### What you are asked to do
Return every line below as is, leaving out the pictures.

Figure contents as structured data
-- Begin --

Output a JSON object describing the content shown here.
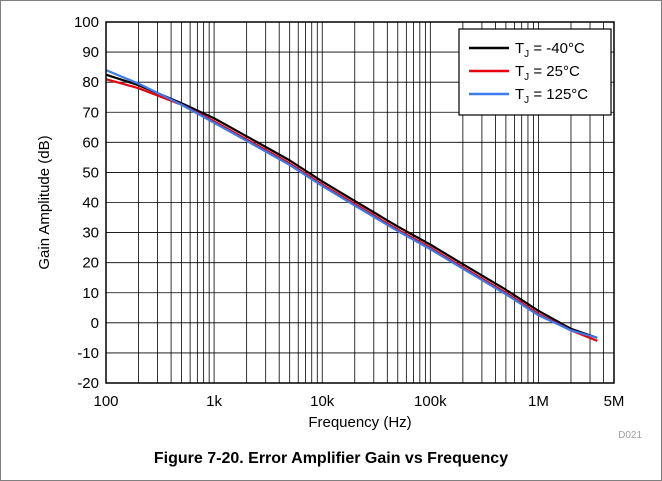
{
  "chart_data": {
    "type": "line",
    "title": "",
    "xlabel": "Frequency (Hz)",
    "ylabel": "Gain Amplitude (dB)",
    "xscale": "log",
    "xlim": [
      100,
      5000000
    ],
    "ylim": [
      -20,
      100
    ],
    "grid": true,
    "legend_position": "top-right",
    "x_ticks": [
      {
        "value": 100,
        "label": "100"
      },
      {
        "value": 1000,
        "label": "1k"
      },
      {
        "value": 10000,
        "label": "10k"
      },
      {
        "value": 100000,
        "label": "100k"
      },
      {
        "value": 1000000,
        "label": "1M"
      },
      {
        "value": 5000000,
        "label": "5M"
      }
    ],
    "y_ticks": [
      -20,
      -10,
      0,
      10,
      20,
      30,
      40,
      50,
      60,
      70,
      80,
      90,
      100
    ],
    "series": [
      {
        "name": "-40°C",
        "color": "#000000",
        "x": [
          100,
          200,
          500,
          1000,
          2000,
          5000,
          10000,
          20000,
          50000,
          100000,
          200000,
          500000,
          1000000,
          2000000,
          3500000
        ],
        "y": [
          82.5,
          79,
          73,
          68,
          62,
          54,
          47,
          40.5,
          32,
          26,
          19.5,
          11,
          4,
          -2,
          -5
        ]
      },
      {
        "name": "25°C",
        "color": "#e8000a",
        "x": [
          100,
          200,
          500,
          1000,
          2000,
          5000,
          10000,
          20000,
          50000,
          100000,
          200000,
          500000,
          1000000,
          2000000,
          3500000
        ],
        "y": [
          81,
          78,
          72.5,
          67,
          61,
          53,
          46,
          39.5,
          31,
          25,
          18.5,
          10,
          3,
          -2.5,
          -6
        ]
      },
      {
        "name": "125°C",
        "color": "#3c78ee",
        "x": [
          100,
          200,
          500,
          1000,
          2000,
          5000,
          10000,
          20000,
          50000,
          100000,
          200000,
          500000,
          1000000,
          2000000,
          3500000
        ],
        "y": [
          84,
          79.5,
          72.5,
          66.5,
          60.5,
          52.5,
          45.5,
          39,
          30.5,
          24.5,
          18,
          9.5,
          2.5,
          -2.5,
          -5
        ]
      }
    ],
    "legend_prefix": "T",
    "legend_subscript": "J",
    "legend_equals": " = ",
    "code": "D021"
  },
  "caption": "Figure 7-20. Error Amplifier Gain vs Frequency"
}
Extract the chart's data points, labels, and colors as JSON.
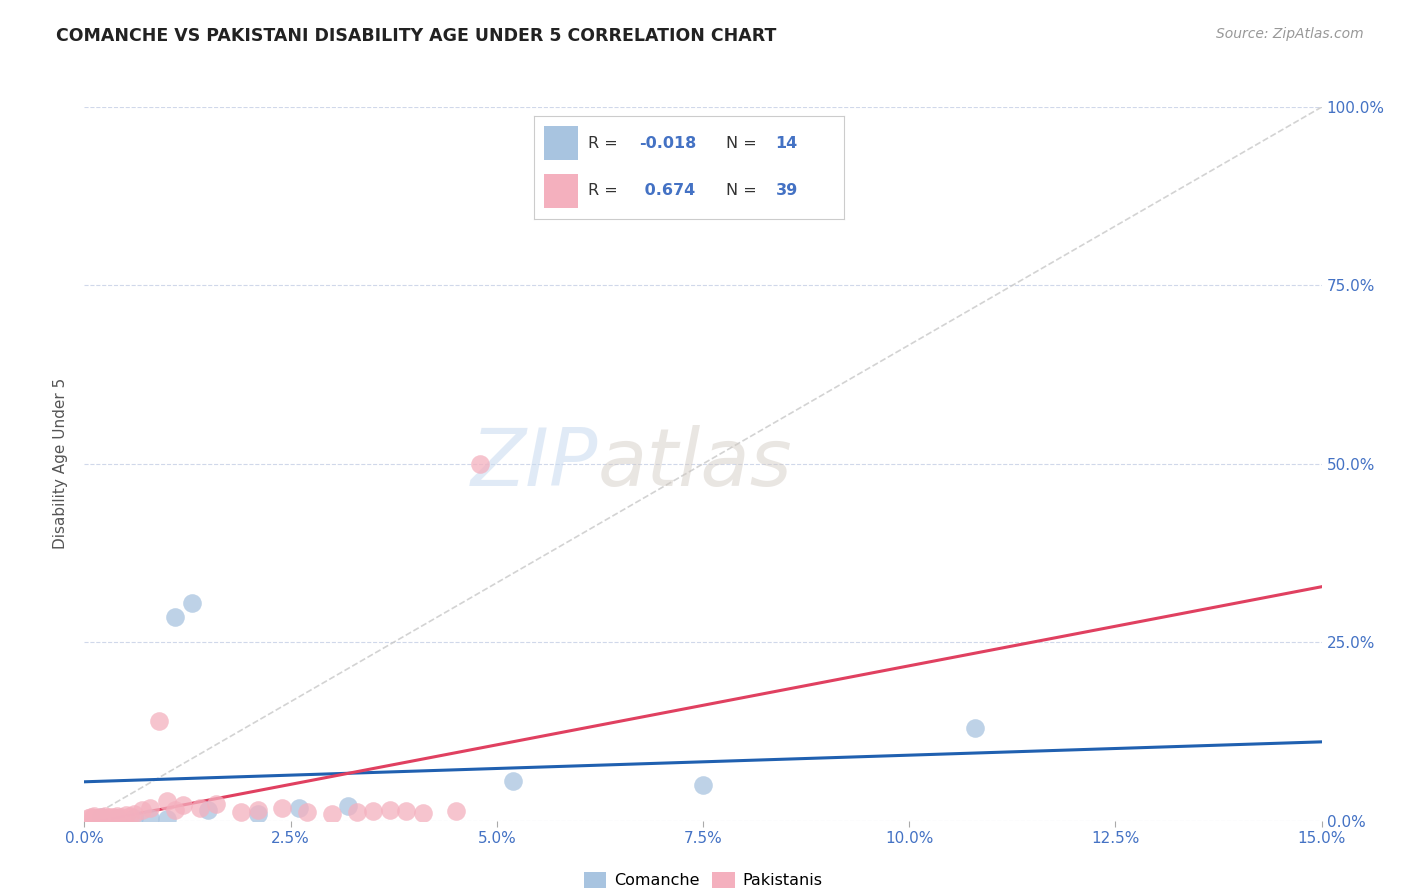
{
  "title": "COMANCHE VS PAKISTANI DISABILITY AGE UNDER 5 CORRELATION CHART",
  "source": "Source: ZipAtlas.com",
  "ylabel": "Disability Age Under 5",
  "xlabel_vals": [
    0.0,
    2.5,
    5.0,
    7.5,
    10.0,
    12.5,
    15.0
  ],
  "ylabel_vals": [
    0.0,
    25.0,
    50.0,
    75.0,
    100.0
  ],
  "xlim": [
    0.0,
    15.0
  ],
  "ylim": [
    0.0,
    100.0
  ],
  "comanche_R": -0.018,
  "comanche_N": 14,
  "pakistani_R": 0.674,
  "pakistani_N": 39,
  "comanche_color": "#a8c4e0",
  "pakistani_color": "#f4b0be",
  "comanche_line_color": "#2060b0",
  "pakistani_line_color": "#e04060",
  "diagonal_color": "#c8c8c8",
  "watermark_zip": "ZIP",
  "watermark_atlas": "atlas",
  "comanche_x": [
    0.2,
    0.4,
    0.6,
    0.8,
    1.0,
    1.1,
    1.3,
    1.5,
    2.1,
    2.6,
    3.2,
    5.2,
    7.5,
    10.8
  ],
  "comanche_y": [
    0.5,
    0.3,
    0.4,
    0.3,
    0.2,
    28.5,
    30.5,
    1.5,
    1.0,
    1.8,
    2.0,
    5.5,
    5.0,
    13.0
  ],
  "pakistani_x": [
    0.05,
    0.08,
    0.1,
    0.12,
    0.15,
    0.18,
    0.2,
    0.22,
    0.25,
    0.28,
    0.3,
    0.32,
    0.35,
    0.38,
    0.4,
    0.45,
    0.5,
    0.55,
    0.6,
    0.7,
    0.8,
    0.9,
    1.0,
    1.1,
    1.2,
    1.4,
    1.6,
    1.9,
    2.1,
    2.4,
    2.7,
    3.0,
    3.3,
    3.5,
    3.7,
    3.9,
    4.1,
    4.5,
    4.8
  ],
  "pakistani_y": [
    0.3,
    0.5,
    0.4,
    0.6,
    0.3,
    0.4,
    0.5,
    0.3,
    0.6,
    0.4,
    0.5,
    0.3,
    0.5,
    0.4,
    0.7,
    0.5,
    0.8,
    0.6,
    1.0,
    1.5,
    1.8,
    14.0,
    2.8,
    1.5,
    2.2,
    1.8,
    2.3,
    1.2,
    1.5,
    1.8,
    1.2,
    1.0,
    1.2,
    1.4,
    1.5,
    1.3,
    1.1,
    1.3,
    50.0
  ],
  "legend_R1": "R = -0.018",
  "legend_N1": "N = 14",
  "legend_R2": "R =  0.674",
  "legend_N2": "N = 39"
}
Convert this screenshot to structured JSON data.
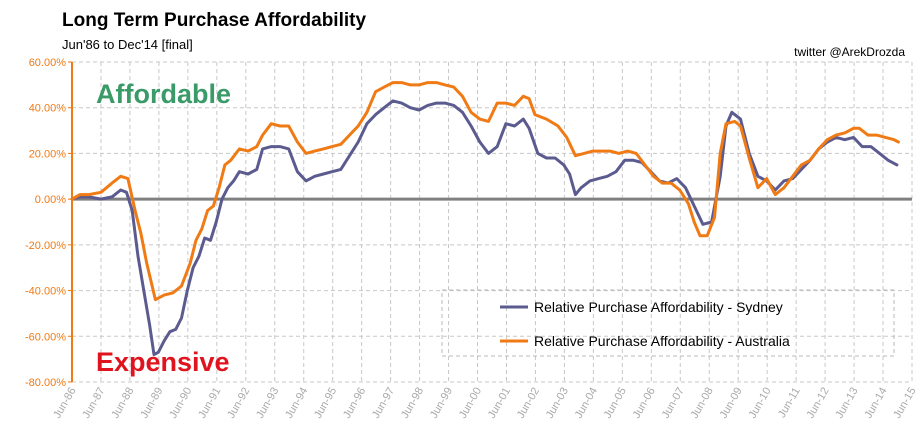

-- End --

### Complete output
Output a JSON object describing the content shown here.
{
  "chart_data": {
    "type": "line",
    "title": "",
    "xlabel": "Frequency (Hz)",
    "ylabel": "Gain Amplitude (dB)",
    "xscale": "log",
    "xlim": [
      100,
      5000000
    ],
    "ylim": [
      -20,
      100
    ],
    "grid": true,
    "legend_position": "top-right",
    "x_ticks": [
      {
        "value": 100,
        "label": "100"
      },
      {
        "value": 1000,
        "label": "1k"
      },
      {
        "value": 10000,
        "label": "10k"
      },
      {
        "value": 100000,
        "label": "100k"
      },
      {
        "value": 1000000,
        "label": "1M"
      },
      {
        "value": 5000000,
        "label": "5M"
      }
    ],
    "y_ticks": [
      -20,
      -10,
      0,
      10,
      20,
      30,
      40,
      50,
      60,
      70,
      80,
      90,
      100
    ],
    "series": [
      {
        "name": "-40°C",
        "color": "#000000",
        "x": [
          100,
          200,
          500,
          1000,
          2000,
          5000,
          10000,
          20000,
          50000,
          100000,
          200000,
          500000,
          1000000,
          2000000,
          3500000
        ],
        "y": [
          82.5,
          79,
          73,
          68,
          62,
          54,
          47,
          40.5,
          32,
          26,
          19.5,
          11,
          4,
          -2,
          -5
        ]
      },
      {
        "name": "25°C",
        "color": "#e8000a",
        "x": [
          100,
          200,
          500,
          1000,
          2000,
          5000,
          10000,
          20000,
          50000,
          100000,
          200000,
          500000,
          1000000,
          2000000,
          3500000
        ],
        "y": [
          81,
          78,
          72.5,
          67,
          61,
          53,
          46,
          39.5,
          31,
          25,
          18.5,
          10,
          3,
          -2.5,
          -6
        ]
      },
      {
        "name": "125°C",
        "color": "#3c78ee",
        "x": [
          100,
          200,
          500,
          1000,
          2000,
          5000,
          10000,
          20000,
          50000,
          100000,
          200000,
          500000,
          1000000,
          2000000,
          3500000
        ],
        "y": [
          84,
          79.5,
          72.5,
          66.5,
          60.5,
          52.5,
          45.5,
          39,
          30.5,
          24.5,
          18,
          9.5,
          2.5,
          -2.5,
          -5
        ]
      }
    ],
    "legend_prefix": "T",
    "legend_subscript": "J",
    "legend_equals": " = ",
    "code": "D021"
  },
  "caption": "Figure 7-20. Error Amplifier Gain vs Frequency"
}
Extract the chart's data points, labels, and colors as JSON.
{
  "title": "COMANCHE VS PAKISTANI DISABILITY AGE UNDER 5 CORRELATION CHART",
  "source": "Source: ZipAtlas.com",
  "ylabel": "Disability Age Under 5",
  "xlabel_vals": [
    0.0,
    2.5,
    5.0,
    7.5,
    10.0,
    12.5,
    15.0
  ],
  "ylabel_vals": [
    0.0,
    25.0,
    50.0,
    75.0,
    100.0
  ],
  "xlim": [
    0.0,
    15.0
  ],
  "ylim": [
    0.0,
    100.0
  ],
  "comanche_R": -0.018,
  "comanche_N": 14,
  "pakistani_R": 0.674,
  "pakistani_N": 39,
  "comanche_color": "#a8c4e0",
  "pakistani_color": "#f4b0be",
  "comanche_line_color": "#2060b0",
  "pakistani_line_color": "#e04060",
  "diagonal_color": "#c8c8c8",
  "watermark_zip": "ZIP",
  "watermark_atlas": "atlas",
  "comanche_x": [
    0.2,
    0.4,
    0.6,
    0.8,
    1.0,
    1.1,
    1.3,
    1.5,
    2.1,
    2.6,
    3.2,
    5.2,
    7.5,
    10.8
  ],
  "comanche_y": [
    0.5,
    0.3,
    0.4,
    0.3,
    0.2,
    28.5,
    30.5,
    1.5,
    1.0,
    1.8,
    2.0,
    5.5,
    5.0,
    13.0
  ],
  "pakistani_x": [
    0.05,
    0.08,
    0.1,
    0.12,
    0.15,
    0.18,
    0.2,
    0.22,
    0.25,
    0.28,
    0.3,
    0.32,
    0.35,
    0.38,
    0.4,
    0.45,
    0.5,
    0.55,
    0.6,
    0.7,
    0.8,
    0.9,
    1.0,
    1.1,
    1.2,
    1.4,
    1.6,
    1.9,
    2.1,
    2.4,
    2.7,
    3.0,
    3.3,
    3.5,
    3.7,
    3.9,
    4.1,
    4.5,
    4.8
  ],
  "pakistani_y": [
    0.3,
    0.5,
    0.4,
    0.6,
    0.3,
    0.4,
    0.5,
    0.3,
    0.6,
    0.4,
    0.5,
    0.3,
    0.5,
    0.4,
    0.7,
    0.5,
    0.8,
    0.6,
    1.0,
    1.5,
    1.8,
    14.0,
    2.8,
    1.5,
    2.2,
    1.8,
    2.3,
    1.2,
    1.5,
    1.8,
    1.2,
    1.0,
    1.2,
    1.4,
    1.5,
    1.3,
    1.1,
    1.3,
    50.0
  ],
  "legend_R1": "R = -0.018",
  "legend_N1": "N = 14",
  "legend_R2": "R =  0.674",
  "legend_N2": "N = 39"
}
Convert this screenshot to structured JSON data.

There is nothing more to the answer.